> THE TASK
Reproduce the following material exactly, including every line.

• • • • • • •

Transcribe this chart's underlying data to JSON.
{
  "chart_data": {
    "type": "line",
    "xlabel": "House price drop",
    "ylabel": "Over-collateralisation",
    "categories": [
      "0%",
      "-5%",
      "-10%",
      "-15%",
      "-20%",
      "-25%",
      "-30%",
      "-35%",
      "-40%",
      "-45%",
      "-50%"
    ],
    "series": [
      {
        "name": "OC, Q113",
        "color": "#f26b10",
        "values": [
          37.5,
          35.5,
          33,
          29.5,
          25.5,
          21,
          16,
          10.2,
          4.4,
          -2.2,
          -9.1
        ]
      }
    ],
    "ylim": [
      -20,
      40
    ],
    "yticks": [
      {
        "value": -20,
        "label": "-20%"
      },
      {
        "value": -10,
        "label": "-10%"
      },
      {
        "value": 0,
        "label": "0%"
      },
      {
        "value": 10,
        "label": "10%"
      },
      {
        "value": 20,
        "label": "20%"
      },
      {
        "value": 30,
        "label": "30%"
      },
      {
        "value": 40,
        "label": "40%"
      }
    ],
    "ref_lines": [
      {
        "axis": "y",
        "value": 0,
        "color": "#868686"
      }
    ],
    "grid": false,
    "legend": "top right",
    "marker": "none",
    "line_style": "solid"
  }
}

• • • • • • •

> OUTPUT BELOW
Transcribe this chart's underlying data to JSON.
{
  "chart_data": {
    "type": "line",
    "xlabel": "House price drop",
    "ylabel": "Over-collateralisation",
    "categories": [
      "0%",
      "-5%",
      "-10%",
      "-15%",
      "-20%",
      "-25%",
      "-30%",
      "-35%",
      "-40%",
      "-45%",
      "-50%"
    ],
    "series": [
      {
        "name": "OC, Q113",
        "color": "#f26b10",
        "values": [
          37.5,
          35.5,
          33,
          29.5,
          25.5,
          21,
          16,
          10.2,
          4.4,
          -2.2,
          -9.1
        ]
      }
    ],
    "ylim": [
      -20,
      40
    ],
    "yticks": [
      {
        "value": -20,
        "label": "-20%"
      },
      {
        "value": -10,
        "label": "-10%"
      },
      {
        "value": 0,
        "label": "0%"
      },
      {
        "value": 10,
        "label": "10%"
      },
      {
        "value": 20,
        "label": "20%"
      },
      {
        "value": 30,
        "label": "30%"
      },
      {
        "value": 40,
        "label": "40%"
      }
    ],
    "ref_lines": [
      {
        "axis": "y",
        "value": 0,
        "color": "#868686"
      }
    ],
    "grid": false,
    "legend": "top right",
    "marker": "none",
    "line_style": "solid"
  }
}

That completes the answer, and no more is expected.